Copy the listing below in full and skip every picture.

----- Records supplied -----

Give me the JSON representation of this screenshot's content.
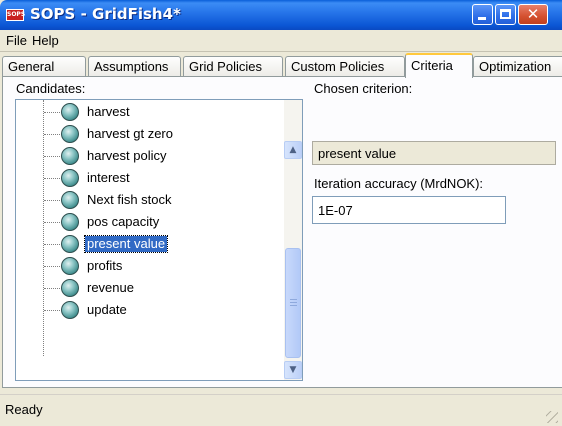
{
  "window": {
    "app_icon_text": "SOPS",
    "title": "SOPS - GridFish4*"
  },
  "menu": {
    "file": "File",
    "help": "Help"
  },
  "tabs": [
    {
      "label": "General"
    },
    {
      "label": "Assumptions"
    },
    {
      "label": "Grid Policies"
    },
    {
      "label": "Custom Policies"
    },
    {
      "label": "Criteria"
    },
    {
      "label": "Optimization"
    }
  ],
  "candidates": {
    "label": "Candidates:",
    "items": [
      {
        "label": "harvest"
      },
      {
        "label": "harvest gt zero"
      },
      {
        "label": "harvest policy"
      },
      {
        "label": "interest"
      },
      {
        "label": "Next fish stock"
      },
      {
        "label": "pos capacity"
      },
      {
        "label": "present value"
      },
      {
        "label": "profits"
      },
      {
        "label": "revenue"
      },
      {
        "label": "update"
      }
    ],
    "selected": "present value"
  },
  "chosen": {
    "label": "Chosen criterion:",
    "value": "present value"
  },
  "iteration": {
    "label": "Iteration accuracy (MrdNOK):",
    "value": "1E-07"
  },
  "status": {
    "text": "Ready"
  },
  "icons": {
    "app": "sops-app-icon",
    "item": "sphere-icon"
  },
  "colors": {
    "titlebar": "#0b56d4",
    "selection": "#316ac5",
    "active_tab_highlight": "#ffc83c"
  }
}
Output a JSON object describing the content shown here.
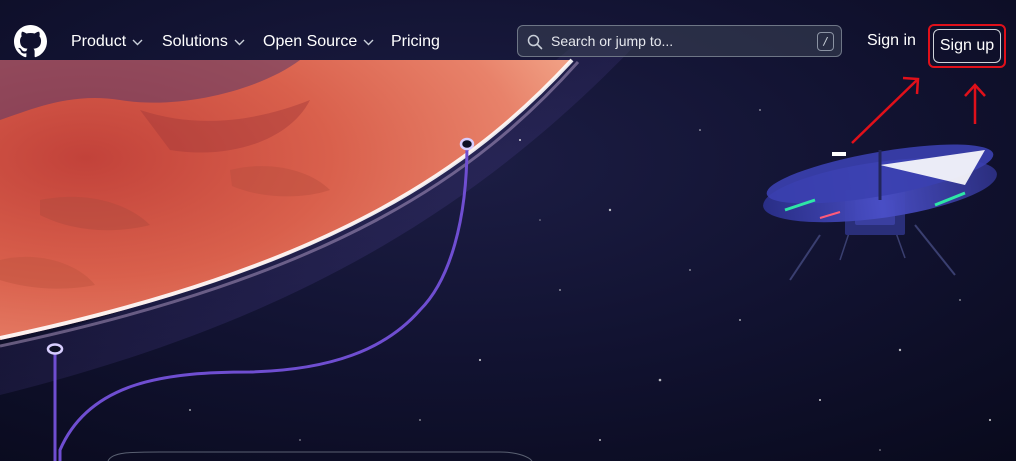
{
  "nav": {
    "items": [
      {
        "label": "Product",
        "has_dropdown": true
      },
      {
        "label": "Solutions",
        "has_dropdown": true
      },
      {
        "label": "Open Source",
        "has_dropdown": true
      },
      {
        "label": "Pricing",
        "has_dropdown": false
      }
    ],
    "logo_icon": "github-octocat-icon"
  },
  "search": {
    "placeholder": "Search or jump to...",
    "shortcut_key": "/",
    "icon": "search-icon"
  },
  "auth": {
    "sign_in": "Sign in",
    "sign_up": "Sign up"
  },
  "annotation": {
    "highlight_color": "#e0101a",
    "target": "Sign up"
  },
  "colors": {
    "background": "#0d0f24",
    "planet": "#d9604c",
    "path_line": "#6f4ed1"
  }
}
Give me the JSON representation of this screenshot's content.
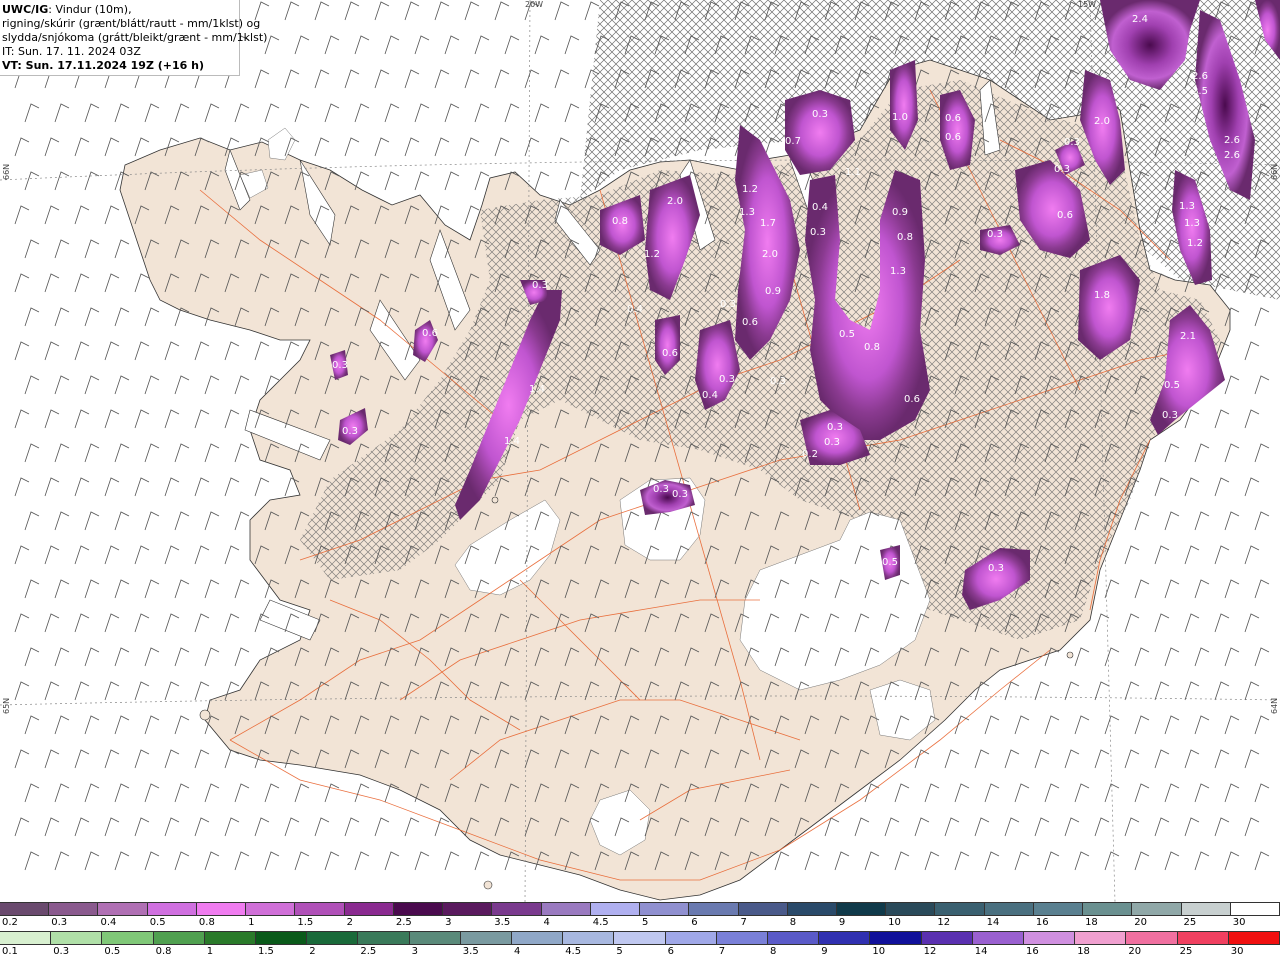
{
  "header": {
    "model": "UWC/IG",
    "line1_rest": ": Vindur (10m),",
    "line2": "rigning/skúrir (grænt/blátt/rautt - mm/1klst) og",
    "line3": "slydda/snjókoma (grátt/bleikt/grænt - mm/1klst)",
    "issue_time": "IT: Sun. 17. 11. 2024 03Z",
    "valid_time": "VT: Sun. 17.11.2024 19Z (+16 h)"
  },
  "grid_labels": {
    "top_20w": "20W",
    "top_15w": "15W",
    "left_66n": "66N",
    "left_65n": "65N",
    "right_66n": "66N",
    "right_64n": "64N"
  },
  "colors": {
    "land": "#f2e4d6",
    "sea": "#ffffff",
    "roads": "#e8622c",
    "hatch": "#6f6f6f",
    "precip_light": "#f07cf0",
    "precip_medium": "#b24ac0",
    "precip_dark": "#6a2a6e"
  },
  "precip_values": [
    {
      "v": "0.3"
    },
    {
      "v": "0.6"
    },
    {
      "v": "0.3"
    },
    {
      "v": "0.3"
    },
    {
      "v": "1.4"
    },
    {
      "v": "1.4"
    },
    {
      "v": "0.8"
    },
    {
      "v": "2.0"
    },
    {
      "v": "1.2"
    },
    {
      "v": "0.4"
    },
    {
      "v": "0.6"
    },
    {
      "v": "0.3"
    },
    {
      "v": "1.2"
    },
    {
      "v": "1.3"
    },
    {
      "v": "1.7"
    },
    {
      "v": "2.0"
    },
    {
      "v": "0.9"
    },
    {
      "v": "0.6"
    },
    {
      "v": "0.3"
    },
    {
      "v": "0.4"
    },
    {
      "v": "0.3"
    },
    {
      "v": "0.7"
    },
    {
      "v": "0.3"
    },
    {
      "v": "1.0"
    },
    {
      "v": "1.1"
    },
    {
      "v": "0.4"
    },
    {
      "v": "0.3"
    },
    {
      "v": "0.9"
    },
    {
      "v": "0.8"
    },
    {
      "v": "1.3"
    },
    {
      "v": "0.5"
    },
    {
      "v": "0.8"
    },
    {
      "v": "0.6"
    },
    {
      "v": "0.3"
    },
    {
      "v": "0.3"
    },
    {
      "v": "0.2"
    },
    {
      "v": "0.6"
    },
    {
      "v": "0.6"
    },
    {
      "v": "0.3"
    },
    {
      "v": "0.6"
    },
    {
      "v": "0.3"
    },
    {
      "v": "0.3"
    },
    {
      "v": "2.0"
    },
    {
      "v": "2.4"
    },
    {
      "v": "2.6"
    },
    {
      "v": "2.5"
    },
    {
      "v": "2.6"
    },
    {
      "v": "2.6"
    },
    {
      "v": "1.3"
    },
    {
      "v": "1.3"
    },
    {
      "v": "1.2"
    },
    {
      "v": "1.8"
    },
    {
      "v": "2.1"
    },
    {
      "v": "0.5"
    },
    {
      "v": "0.3"
    },
    {
      "v": "0.3"
    },
    {
      "v": "0.3"
    },
    {
      "v": "0.5"
    },
    {
      "v": "0.3"
    }
  ],
  "scale_top": {
    "labels": [
      "0.2",
      "0.3",
      "0.4",
      "0.5",
      "0.8",
      "1",
      "1.5",
      "2",
      "2.5",
      "3",
      "3.5",
      "4",
      "4.5",
      "5",
      "6",
      "7",
      "8",
      "9",
      "10",
      "12",
      "14",
      "16",
      "18",
      "20",
      "25",
      "30"
    ],
    "colors": [
      "#6a4a6e",
      "#8a5a8e",
      "#b070b4",
      "#d070e0",
      "#f07cf0",
      "#d070d8",
      "#b050b8",
      "#8a2a90",
      "#4a0a4e",
      "#5a1a5e",
      "#7a3a8e",
      "#9a7ac0",
      "#b0b0f0",
      "#9090d0",
      "#6a7ab0",
      "#4a5a8a",
      "#2a4a6a",
      "#103a4a",
      "#2a4a5a",
      "#3a6070",
      "#4a7080",
      "#5a8090",
      "#6a9090",
      "#90a8a8",
      "#c8d0d0",
      "#ffffff"
    ]
  },
  "scale_bottom": {
    "labels": [
      "0.1",
      "0.3",
      "0.5",
      "0.8",
      "1",
      "1.5",
      "2",
      "2.5",
      "3",
      "3.5",
      "4",
      "4.5",
      "5",
      "6",
      "7",
      "8",
      "9",
      "10",
      "12",
      "14",
      "16",
      "18",
      "20",
      "25",
      "30"
    ],
    "colors": [
      "#d8f0d0",
      "#b0e0a8",
      "#80c878",
      "#50a050",
      "#2a7a2a",
      "#0a5a1a",
      "#1a6a3a",
      "#3a7a5a",
      "#5a8a7a",
      "#7a9aa0",
      "#90a8c8",
      "#a8b8e0",
      "#c0c8f0",
      "#a0a8e8",
      "#7a80d8",
      "#5a5ac8",
      "#3030b0",
      "#10109a",
      "#5a30b0",
      "#9a60d0",
      "#d090e0",
      "#f0a0d0",
      "#f070a0",
      "#f04060",
      "#f01010"
    ]
  }
}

-----

— Solved exercise —
Give me the JSON representation of this screenshot's content.
{
  "window": {
    "app_icon_text": "SOPS",
    "title": "SOPS - GridFish4*"
  },
  "menu": {
    "file": "File",
    "help": "Help"
  },
  "tabs": [
    {
      "label": "General"
    },
    {
      "label": "Assumptions"
    },
    {
      "label": "Grid Policies"
    },
    {
      "label": "Custom Policies"
    },
    {
      "label": "Criteria"
    },
    {
      "label": "Optimization"
    }
  ],
  "candidates": {
    "label": "Candidates:",
    "items": [
      {
        "label": "harvest"
      },
      {
        "label": "harvest gt zero"
      },
      {
        "label": "harvest policy"
      },
      {
        "label": "interest"
      },
      {
        "label": "Next fish stock"
      },
      {
        "label": "pos capacity"
      },
      {
        "label": "present value"
      },
      {
        "label": "profits"
      },
      {
        "label": "revenue"
      },
      {
        "label": "update"
      }
    ],
    "selected": "present value"
  },
  "chosen": {
    "label": "Chosen criterion:",
    "value": "present value"
  },
  "iteration": {
    "label": "Iteration accuracy (MrdNOK):",
    "value": "1E-07"
  },
  "status": {
    "text": "Ready"
  },
  "icons": {
    "app": "sops-app-icon",
    "item": "sphere-icon"
  },
  "colors": {
    "titlebar": "#0b56d4",
    "selection": "#316ac5",
    "active_tab_highlight": "#ffc83c"
  }
}
Output a JSON object describing the content shown here.
{
  "nav": {
    "items": [
      {
        "label": "Product",
        "has_dropdown": true
      },
      {
        "label": "Solutions",
        "has_dropdown": true
      },
      {
        "label": "Open Source",
        "has_dropdown": true
      },
      {
        "label": "Pricing",
        "has_dropdown": false
      }
    ],
    "logo_icon": "github-octocat-icon"
  },
  "search": {
    "placeholder": "Search or jump to...",
    "shortcut_key": "/",
    "icon": "search-icon"
  },
  "auth": {
    "sign_in": "Sign in",
    "sign_up": "Sign up"
  },
  "annotation": {
    "highlight_color": "#e0101a",
    "target": "Sign up"
  },
  "colors": {
    "background": "#0d0f24",
    "planet": "#d9604c",
    "path_line": "#6f4ed1"
  }
}
Give me the JSON representation of this screenshot's content.
{
  "header": {
    "model": "UWC/IG",
    "line1_rest": ": Vindur (10m),",
    "line2": "rigning/skúrir (grænt/blátt/rautt - mm/1klst) og",
    "line3": "slydda/snjókoma (grátt/bleikt/grænt - mm/1klst)",
    "issue_time": "IT: Sun. 17. 11. 2024 03Z",
    "valid_time": "VT: Sun. 17.11.2024 19Z (+16 h)"
  },
  "grid_labels": {
    "top_20w": "20W",
    "top_15w": "15W",
    "left_66n": "66N",
    "left_65n": "65N",
    "right_66n": "66N",
    "right_64n": "64N"
  },
  "colors": {
    "land": "#f2e4d6",
    "sea": "#ffffff",
    "roads": "#e8622c",
    "hatch": "#6f6f6f",
    "precip_light": "#f07cf0",
    "precip_medium": "#b24ac0",
    "precip_dark": "#6a2a6e"
  },
  "precip_values": [
    {
      "v": "0.3"
    },
    {
      "v": "0.6"
    },
    {
      "v": "0.3"
    },
    {
      "v": "0.3"
    },
    {
      "v": "1.4"
    },
    {
      "v": "1.4"
    },
    {
      "v": "0.8"
    },
    {
      "v": "2.0"
    },
    {
      "v": "1.2"
    },
    {
      "v": "0.4"
    },
    {
      "v": "0.6"
    },
    {
      "v": "0.3"
    },
    {
      "v": "1.2"
    },
    {
      "v": "1.3"
    },
    {
      "v": "1.7"
    },
    {
      "v": "2.0"
    },
    {
      "v": "0.9"
    },
    {
      "v": "0.6"
    },
    {
      "v": "0.3"
    },
    {
      "v": "0.4"
    },
    {
      "v": "0.3"
    },
    {
      "v": "0.7"
    },
    {
      "v": "0.3"
    },
    {
      "v": "1.0"
    },
    {
      "v": "1.1"
    },
    {
      "v": "0.4"
    },
    {
      "v": "0.3"
    },
    {
      "v": "0.9"
    },
    {
      "v": "0.8"
    },
    {
      "v": "1.3"
    },
    {
      "v": "0.5"
    },
    {
      "v": "0.8"
    },
    {
      "v": "0.6"
    },
    {
      "v": "0.3"
    },
    {
      "v": "0.3"
    },
    {
      "v": "0.2"
    },
    {
      "v": "0.6"
    },
    {
      "v": "0.6"
    },
    {
      "v": "0.3"
    },
    {
      "v": "0.6"
    },
    {
      "v": "0.3"
    },
    {
      "v": "0.3"
    },
    {
      "v": "2.0"
    },
    {
      "v": "2.4"
    },
    {
      "v": "2.6"
    },
    {
      "v": "2.5"
    },
    {
      "v": "2.6"
    },
    {
      "v": "2.6"
    },
    {
      "v": "1.3"
    },
    {
      "v": "1.3"
    },
    {
      "v": "1.2"
    },
    {
      "v": "1.8"
    },
    {
      "v": "2.1"
    },
    {
      "v": "0.5"
    },
    {
      "v": "0.3"
    },
    {
      "v": "0.3"
    },
    {
      "v": "0.3"
    },
    {
      "v": "0.5"
    },
    {
      "v": "0.3"
    }
  ],
  "scale_top": {
    "labels": [
      "0.2",
      "0.3",
      "0.4",
      "0.5",
      "0.8",
      "1",
      "1.5",
      "2",
      "2.5",
      "3",
      "3.5",
      "4",
      "4.5",
      "5",
      "6",
      "7",
      "8",
      "9",
      "10",
      "12",
      "14",
      "16",
      "18",
      "20",
      "25",
      "30"
    ],
    "colors": [
      "#6a4a6e",
      "#8a5a8e",
      "#b070b4",
      "#d070e0",
      "#f07cf0",
      "#d070d8",
      "#b050b8",
      "#8a2a90",
      "#4a0a4e",
      "#5a1a5e",
      "#7a3a8e",
      "#9a7ac0",
      "#b0b0f0",
      "#9090d0",
      "#6a7ab0",
      "#4a5a8a",
      "#2a4a6a",
      "#103a4a",
      "#2a4a5a",
      "#3a6070",
      "#4a7080",
      "#5a8090",
      "#6a9090",
      "#90a8a8",
      "#c8d0d0",
      "#ffffff"
    ]
  },
  "scale_bottom": {
    "labels": [
      "0.1",
      "0.3",
      "0.5",
      "0.8",
      "1",
      "1.5",
      "2",
      "2.5",
      "3",
      "3.5",
      "4",
      "4.5",
      "5",
      "6",
      "7",
      "8",
      "9",
      "10",
      "12",
      "14",
      "16",
      "18",
      "20",
      "25",
      "30"
    ],
    "colors": [
      "#d8f0d0",
      "#b0e0a8",
      "#80c878",
      "#50a050",
      "#2a7a2a",
      "#0a5a1a",
      "#1a6a3a",
      "#3a7a5a",
      "#5a8a7a",
      "#7a9aa0",
      "#90a8c8",
      "#a8b8e0",
      "#c0c8f0",
      "#a0a8e8",
      "#7a80d8",
      "#5a5ac8",
      "#3030b0",
      "#10109a",
      "#5a30b0",
      "#9a60d0",
      "#d090e0",
      "#f0a0d0",
      "#f070a0",
      "#f04060",
      "#f01010"
    ]
  }
}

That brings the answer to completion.